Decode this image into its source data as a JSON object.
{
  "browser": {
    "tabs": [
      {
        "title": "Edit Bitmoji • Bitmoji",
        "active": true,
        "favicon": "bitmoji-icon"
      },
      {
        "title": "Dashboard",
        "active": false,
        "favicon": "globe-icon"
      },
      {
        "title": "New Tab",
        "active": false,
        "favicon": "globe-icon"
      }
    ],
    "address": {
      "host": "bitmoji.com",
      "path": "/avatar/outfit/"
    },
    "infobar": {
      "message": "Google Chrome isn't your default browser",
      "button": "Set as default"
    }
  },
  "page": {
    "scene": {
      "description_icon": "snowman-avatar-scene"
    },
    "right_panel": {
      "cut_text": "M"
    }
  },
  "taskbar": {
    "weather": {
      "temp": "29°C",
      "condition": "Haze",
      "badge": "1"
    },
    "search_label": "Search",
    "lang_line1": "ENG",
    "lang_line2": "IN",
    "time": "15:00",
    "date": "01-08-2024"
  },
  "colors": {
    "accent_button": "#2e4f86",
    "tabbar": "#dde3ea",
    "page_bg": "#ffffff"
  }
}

——————

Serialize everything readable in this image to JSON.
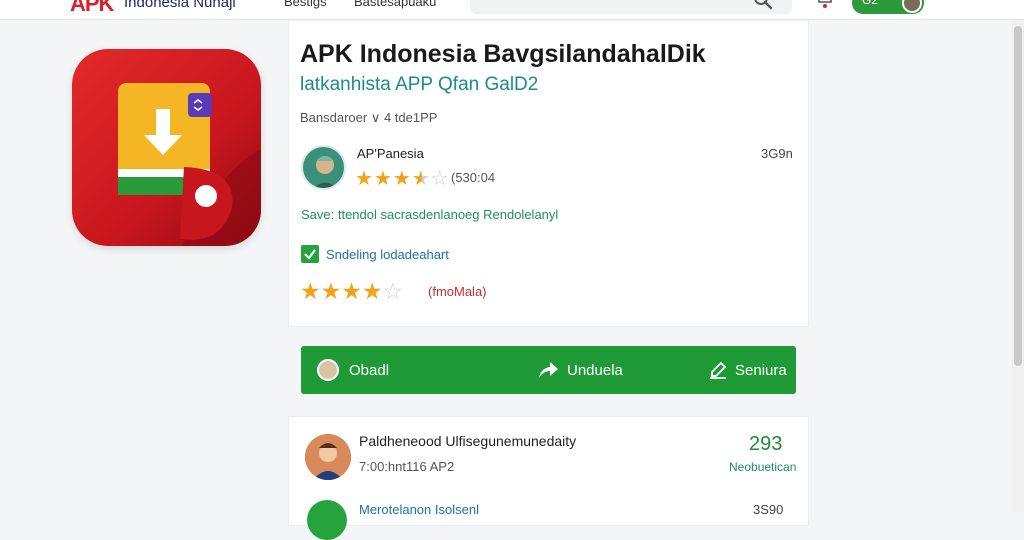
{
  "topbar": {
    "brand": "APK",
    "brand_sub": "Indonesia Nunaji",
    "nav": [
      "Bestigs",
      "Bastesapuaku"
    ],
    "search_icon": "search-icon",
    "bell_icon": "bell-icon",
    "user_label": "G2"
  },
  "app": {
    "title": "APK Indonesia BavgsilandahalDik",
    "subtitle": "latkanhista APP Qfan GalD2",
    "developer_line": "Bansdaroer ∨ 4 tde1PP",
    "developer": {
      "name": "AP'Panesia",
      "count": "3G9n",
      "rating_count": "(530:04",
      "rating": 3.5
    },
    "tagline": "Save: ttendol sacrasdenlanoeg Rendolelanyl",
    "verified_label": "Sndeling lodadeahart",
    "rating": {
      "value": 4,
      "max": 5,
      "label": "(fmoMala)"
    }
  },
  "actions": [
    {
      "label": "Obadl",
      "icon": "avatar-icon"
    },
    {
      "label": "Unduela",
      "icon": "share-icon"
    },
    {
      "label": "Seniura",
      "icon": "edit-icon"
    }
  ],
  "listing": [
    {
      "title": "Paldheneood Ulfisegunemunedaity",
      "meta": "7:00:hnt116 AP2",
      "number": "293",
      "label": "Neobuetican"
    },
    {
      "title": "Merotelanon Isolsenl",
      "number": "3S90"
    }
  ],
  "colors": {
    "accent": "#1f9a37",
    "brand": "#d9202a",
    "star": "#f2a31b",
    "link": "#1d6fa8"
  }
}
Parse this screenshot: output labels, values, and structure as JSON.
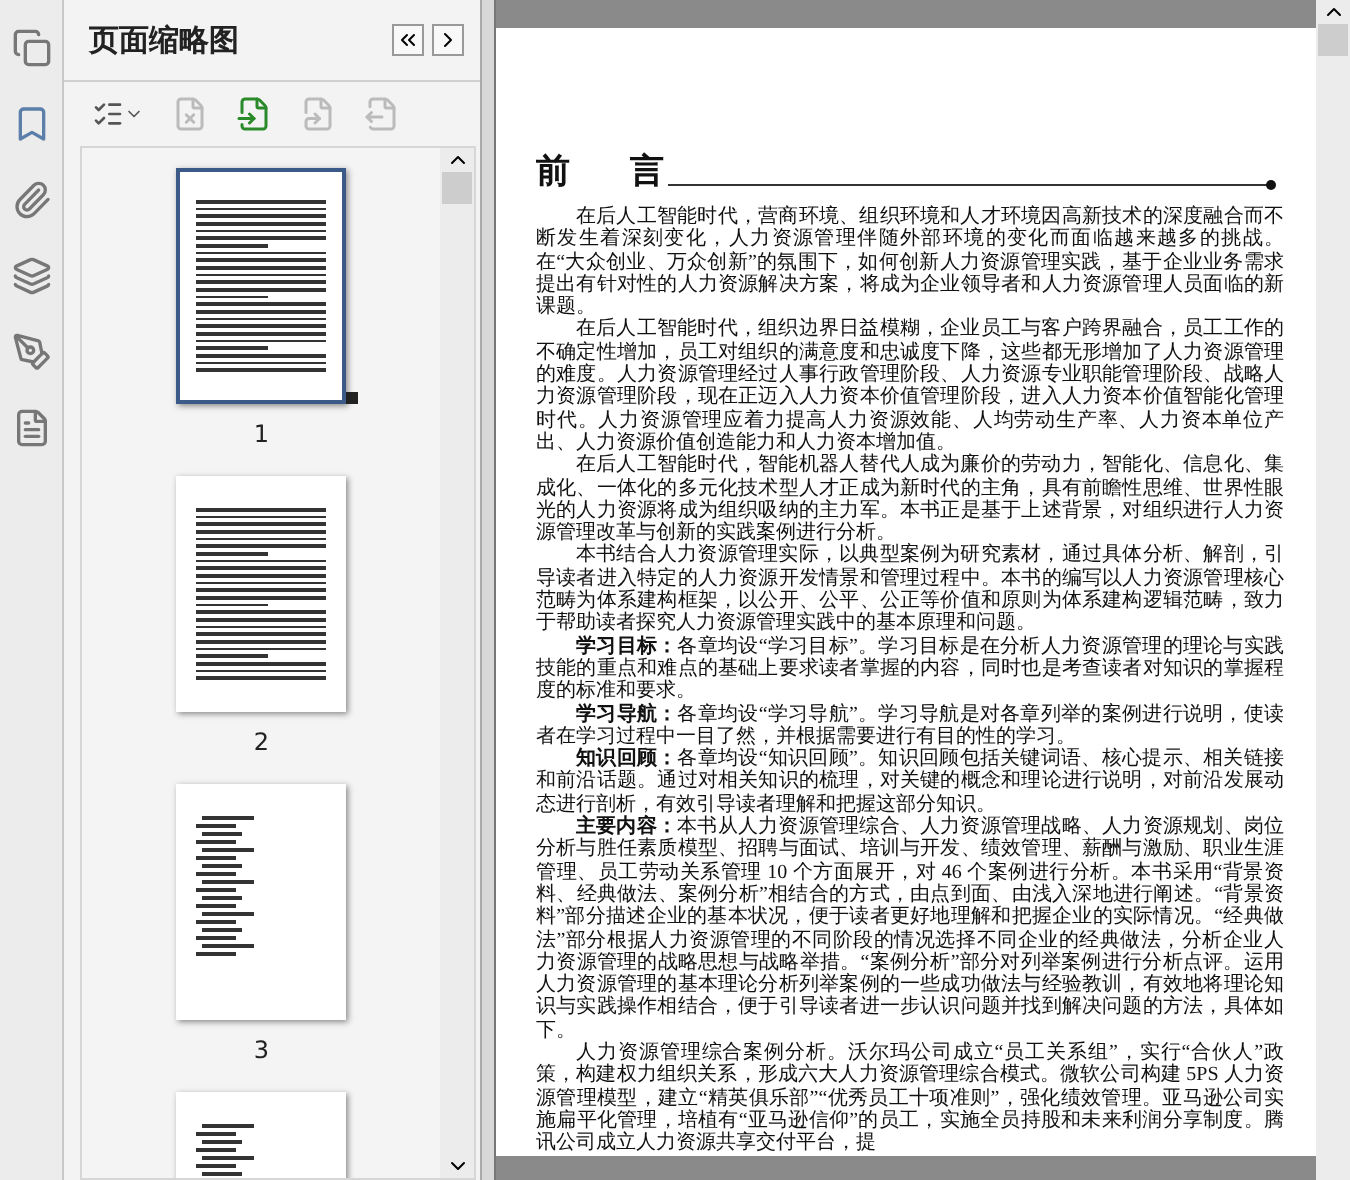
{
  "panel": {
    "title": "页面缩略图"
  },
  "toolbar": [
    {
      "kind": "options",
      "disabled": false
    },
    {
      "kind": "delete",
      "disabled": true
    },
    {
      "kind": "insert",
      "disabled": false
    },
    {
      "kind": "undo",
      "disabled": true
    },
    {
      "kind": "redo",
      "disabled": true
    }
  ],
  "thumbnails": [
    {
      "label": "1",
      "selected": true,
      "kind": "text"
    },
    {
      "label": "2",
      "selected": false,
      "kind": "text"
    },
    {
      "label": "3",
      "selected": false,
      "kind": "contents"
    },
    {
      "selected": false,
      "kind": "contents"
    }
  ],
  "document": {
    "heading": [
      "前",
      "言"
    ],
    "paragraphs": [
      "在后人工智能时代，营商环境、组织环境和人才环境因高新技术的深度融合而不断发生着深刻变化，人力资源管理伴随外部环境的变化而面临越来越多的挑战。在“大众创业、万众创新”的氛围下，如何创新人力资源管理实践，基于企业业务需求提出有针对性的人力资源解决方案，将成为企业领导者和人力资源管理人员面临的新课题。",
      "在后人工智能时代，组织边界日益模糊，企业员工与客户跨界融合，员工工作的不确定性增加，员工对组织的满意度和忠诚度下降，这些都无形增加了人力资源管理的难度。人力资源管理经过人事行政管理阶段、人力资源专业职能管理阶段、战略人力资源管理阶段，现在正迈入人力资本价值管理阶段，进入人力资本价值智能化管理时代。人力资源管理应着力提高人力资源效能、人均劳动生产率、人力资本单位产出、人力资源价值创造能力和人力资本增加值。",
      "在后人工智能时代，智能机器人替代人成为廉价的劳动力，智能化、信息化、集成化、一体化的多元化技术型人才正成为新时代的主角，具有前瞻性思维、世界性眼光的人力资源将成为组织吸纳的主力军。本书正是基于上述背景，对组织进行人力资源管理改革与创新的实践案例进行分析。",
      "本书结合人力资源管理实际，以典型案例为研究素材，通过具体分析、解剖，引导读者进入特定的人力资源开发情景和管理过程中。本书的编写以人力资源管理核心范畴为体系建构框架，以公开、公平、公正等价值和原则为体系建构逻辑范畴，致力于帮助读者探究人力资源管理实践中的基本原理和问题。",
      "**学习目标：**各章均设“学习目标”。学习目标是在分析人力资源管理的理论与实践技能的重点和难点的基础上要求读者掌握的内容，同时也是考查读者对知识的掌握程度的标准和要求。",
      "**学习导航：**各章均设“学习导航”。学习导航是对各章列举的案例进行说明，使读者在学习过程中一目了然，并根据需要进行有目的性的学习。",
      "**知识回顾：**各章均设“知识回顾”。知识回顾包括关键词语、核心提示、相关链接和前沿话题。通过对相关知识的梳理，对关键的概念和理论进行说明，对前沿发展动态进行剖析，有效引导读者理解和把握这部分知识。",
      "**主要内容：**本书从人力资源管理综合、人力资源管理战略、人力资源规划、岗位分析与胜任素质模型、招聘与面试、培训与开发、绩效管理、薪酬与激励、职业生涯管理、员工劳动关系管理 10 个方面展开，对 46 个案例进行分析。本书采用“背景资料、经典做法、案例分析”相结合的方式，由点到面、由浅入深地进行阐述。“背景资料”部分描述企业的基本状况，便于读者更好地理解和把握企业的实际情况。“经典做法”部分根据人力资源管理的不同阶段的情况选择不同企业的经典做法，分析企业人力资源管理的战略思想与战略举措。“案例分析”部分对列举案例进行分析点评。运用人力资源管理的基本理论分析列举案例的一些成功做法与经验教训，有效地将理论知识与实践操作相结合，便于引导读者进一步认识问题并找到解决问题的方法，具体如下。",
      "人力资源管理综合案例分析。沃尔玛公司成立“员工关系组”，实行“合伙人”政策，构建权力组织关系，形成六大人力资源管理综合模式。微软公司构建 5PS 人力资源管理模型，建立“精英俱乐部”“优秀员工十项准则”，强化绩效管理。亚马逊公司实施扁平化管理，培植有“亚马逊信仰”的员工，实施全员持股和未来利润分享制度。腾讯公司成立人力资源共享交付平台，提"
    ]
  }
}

——————

Count how many lines in the data contain the word "image", giving the number without comment.

2